* **DIRECTION**:
The entries below should be transcribed in their entirety, exactly as written.

begin INPUT RECORDS

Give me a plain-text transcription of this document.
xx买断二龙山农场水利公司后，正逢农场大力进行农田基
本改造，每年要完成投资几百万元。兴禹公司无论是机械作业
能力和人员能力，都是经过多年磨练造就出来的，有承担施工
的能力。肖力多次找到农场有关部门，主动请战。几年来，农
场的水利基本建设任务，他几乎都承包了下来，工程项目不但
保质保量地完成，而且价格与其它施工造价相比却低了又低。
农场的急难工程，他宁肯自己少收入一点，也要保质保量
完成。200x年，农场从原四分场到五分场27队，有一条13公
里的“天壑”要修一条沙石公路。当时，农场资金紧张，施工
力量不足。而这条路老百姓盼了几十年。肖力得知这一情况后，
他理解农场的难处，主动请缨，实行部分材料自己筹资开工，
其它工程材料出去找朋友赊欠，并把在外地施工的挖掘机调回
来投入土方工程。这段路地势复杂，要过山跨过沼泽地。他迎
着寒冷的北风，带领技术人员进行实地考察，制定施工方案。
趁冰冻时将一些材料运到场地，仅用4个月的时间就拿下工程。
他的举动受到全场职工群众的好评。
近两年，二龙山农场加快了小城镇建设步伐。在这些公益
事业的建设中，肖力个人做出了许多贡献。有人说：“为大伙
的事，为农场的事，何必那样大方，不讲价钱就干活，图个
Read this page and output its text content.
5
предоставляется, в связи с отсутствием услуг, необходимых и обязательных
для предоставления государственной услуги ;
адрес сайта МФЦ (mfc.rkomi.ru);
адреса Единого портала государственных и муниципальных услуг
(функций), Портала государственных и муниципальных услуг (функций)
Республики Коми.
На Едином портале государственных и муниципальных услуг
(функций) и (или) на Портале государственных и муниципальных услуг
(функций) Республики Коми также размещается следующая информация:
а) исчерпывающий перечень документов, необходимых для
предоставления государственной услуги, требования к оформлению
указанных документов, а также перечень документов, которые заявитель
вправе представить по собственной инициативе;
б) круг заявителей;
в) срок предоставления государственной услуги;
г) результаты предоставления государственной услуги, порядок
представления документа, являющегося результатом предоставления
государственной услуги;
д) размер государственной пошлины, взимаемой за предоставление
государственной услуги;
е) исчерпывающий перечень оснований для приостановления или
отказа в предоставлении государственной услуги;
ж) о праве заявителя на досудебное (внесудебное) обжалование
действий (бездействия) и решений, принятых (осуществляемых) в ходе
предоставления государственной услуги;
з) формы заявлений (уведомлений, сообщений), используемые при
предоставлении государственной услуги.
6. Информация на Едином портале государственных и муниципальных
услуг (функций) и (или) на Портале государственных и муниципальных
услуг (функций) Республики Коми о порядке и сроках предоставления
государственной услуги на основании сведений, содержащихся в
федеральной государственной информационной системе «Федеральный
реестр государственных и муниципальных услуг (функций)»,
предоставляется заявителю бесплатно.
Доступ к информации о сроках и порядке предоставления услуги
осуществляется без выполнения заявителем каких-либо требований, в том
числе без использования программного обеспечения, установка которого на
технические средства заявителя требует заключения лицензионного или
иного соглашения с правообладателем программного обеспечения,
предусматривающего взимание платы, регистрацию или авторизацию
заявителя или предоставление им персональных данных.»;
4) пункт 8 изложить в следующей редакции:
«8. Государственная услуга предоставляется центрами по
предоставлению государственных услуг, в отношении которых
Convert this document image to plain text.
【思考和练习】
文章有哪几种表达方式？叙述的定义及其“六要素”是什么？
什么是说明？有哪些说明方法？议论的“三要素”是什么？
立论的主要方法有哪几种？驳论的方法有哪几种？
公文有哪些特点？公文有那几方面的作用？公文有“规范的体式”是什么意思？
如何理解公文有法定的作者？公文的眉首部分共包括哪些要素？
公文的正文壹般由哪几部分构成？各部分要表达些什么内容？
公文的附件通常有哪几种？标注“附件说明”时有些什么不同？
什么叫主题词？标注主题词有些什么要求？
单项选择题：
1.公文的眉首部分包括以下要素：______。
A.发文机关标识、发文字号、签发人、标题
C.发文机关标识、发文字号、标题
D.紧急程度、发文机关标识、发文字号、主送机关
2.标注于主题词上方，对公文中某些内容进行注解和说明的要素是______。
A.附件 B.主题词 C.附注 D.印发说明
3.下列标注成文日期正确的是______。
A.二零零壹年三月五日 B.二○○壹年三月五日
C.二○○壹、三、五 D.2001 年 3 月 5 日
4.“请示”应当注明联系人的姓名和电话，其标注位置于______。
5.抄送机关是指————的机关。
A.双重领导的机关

end INPUT RECORDS

* **ANSWER TO THE TASK**:
Give me a plain-text transcription of this document.
xx买断二龙山农场水利公司后，正逢农场大力进行农田基
本改造，每年要完成投资几百万元。兴禹公司无论是机械作业
能力和人员能力，都是经过多年磨练造就出来的，有承担施工
的能力。肖力多次找到农场有关部门，主动请战。几年来，农
场的水利基本建设任务，他几乎都承包了下来，工程项目不但
保质保量地完成，而且价格与其它施工造价相比却低了又低。
农场的急难工程，他宁肯自己少收入一点，也要保质保量
完成。200x年，农场从原四分场到五分场27队，有一条13公
里的“天壑”要修一条沙石公路。当时，农场资金紧张，施工
力量不足。而这条路老百姓盼了几十年。肖力得知这一情况后，
他理解农场的难处，主动请缨，实行部分材料自己筹资开工，
其它工程材料出去找朋友赊欠，并把在外地施工的挖掘机调回
来投入土方工程。这段路地势复杂，要过山跨过沼泽地。他迎
着寒冷的北风，带领技术人员进行实地考察，制定施工方案。
趁冰冻时将一些材料运到场地，仅用4个月的时间就拿下工程。
他的举动受到全场职工群众的好评。
近两年，二龙山农场加快了小城镇建设步伐。在这些公益
事业的建设中，肖力个人做出了许多贡献。有人说：“为大伙
的事，为农场的事，何必那样大方，不讲价钱就干活，图个
Read this page and output its text content.
5
предоставляется, в связи с отсутствием услуг, необходимых и обязательных
для предоставления государственной услуги ;
адрес сайта МФЦ (mfc.rkomi.ru);
адреса Единого портала государственных и муниципальных услуг
(функций), Портала государственных и муниципальных услуг (функций)
Республики Коми.
На Едином портале государственных и муниципальных услуг
(функций) и (или) на Портале государственных и муниципальных услуг
(функций) Республики Коми также размещается следующая информация:
а) исчерпывающий перечень документов, необходимых для
предоставления государственной услуги, требования к оформлению
указанных документов, а также перечень документов, которые заявитель
вправе представить по собственной инициативе;
б) круг заявителей;
в) срок предоставления государственной услуги;
г) результаты предоставления государственной услуги, порядок
представления документа, являющегося результатом предоставления
государственной услуги;
д) размер государственной пошлины, взимаемой за предоставление
государственной услуги;
е) исчерпывающий перечень оснований для приостановления или
отказа в предоставлении государственной услуги;
ж) о праве заявителя на досудебное (внесудебное) обжалование
действий (бездействия) и решений, принятых (осуществляемых) в ходе
предоставления государственной услуги;
з) формы заявлений (уведомлений, сообщений), используемые при
предоставлении государственной услуги.
6. Информация на Едином портале государственных и муниципальных
услуг (функций) и (или) на Портале государственных и муниципальных
услуг (функций) Республики Коми о порядке и сроках предоставления
государственной услуги на основании сведений, содержащихся в
федеральной государственной информационной системе «Федеральный
реестр государственных и муниципальных услуг (функций)»,
предоставляется заявителю бесплатно.
Доступ к информации о сроках и порядке предоставления услуги
осуществляется без выполнения заявителем каких-либо требований, в том
числе без использования программного обеспечения, установка которого на
технические средства заявителя требует заключения лицензионного или
иного соглашения с правообладателем программного обеспечения,
предусматривающего взимание платы, регистрацию или авторизацию
заявителя или предоставление им персональных данных.»;
4) пункт 8 изложить в следующей редакции:
«8. Государственная услуга предоставляется центрами по
предоставлению государственных услуг, в отношении которых
Convert this document image to plain text.
【思考和练习】
文章有哪几种表达方式？叙述的定义及其“六要素”是什么？
什么是说明？有哪些说明方法？议论的“三要素”是什么？
立论的主要方法有哪几种？驳论的方法有哪几种？
公文有哪些特点？公文有那几方面的作用？公文有“规范的体式”是什么意思？
如何理解公文有法定的作者？公文的眉首部分共包括哪些要素？
公文的正文壹般由哪几部分构成？各部分要表达些什么内容？
公文的附件通常有哪几种？标注“附件说明”时有些什么不同？
什么叫主题词？标注主题词有些什么要求？
单项选择题：
1.公文的眉首部分包括以下要素：______。
A.发文机关标识、发文字号、签发人、标题
C.发文机关标识、发文字号、标题
D.紧急程度、发文机关标识、发文字号、主送机关
2.标注于主题词上方，对公文中某些内容进行注解和说明的要素是______。
A.附件 B.主题词 C.附注 D.印发说明
3.下列标注成文日期正确的是______。
A.二零零壹年三月五日 B.二○○壹年三月五日
C.二○○壹、三、五 D.2001 年 3 月 5 日
4.“请示”应当注明联系人的姓名和电话，其标注位置于______。
5.抄送机关是指————的机关。
A.双重领导的机关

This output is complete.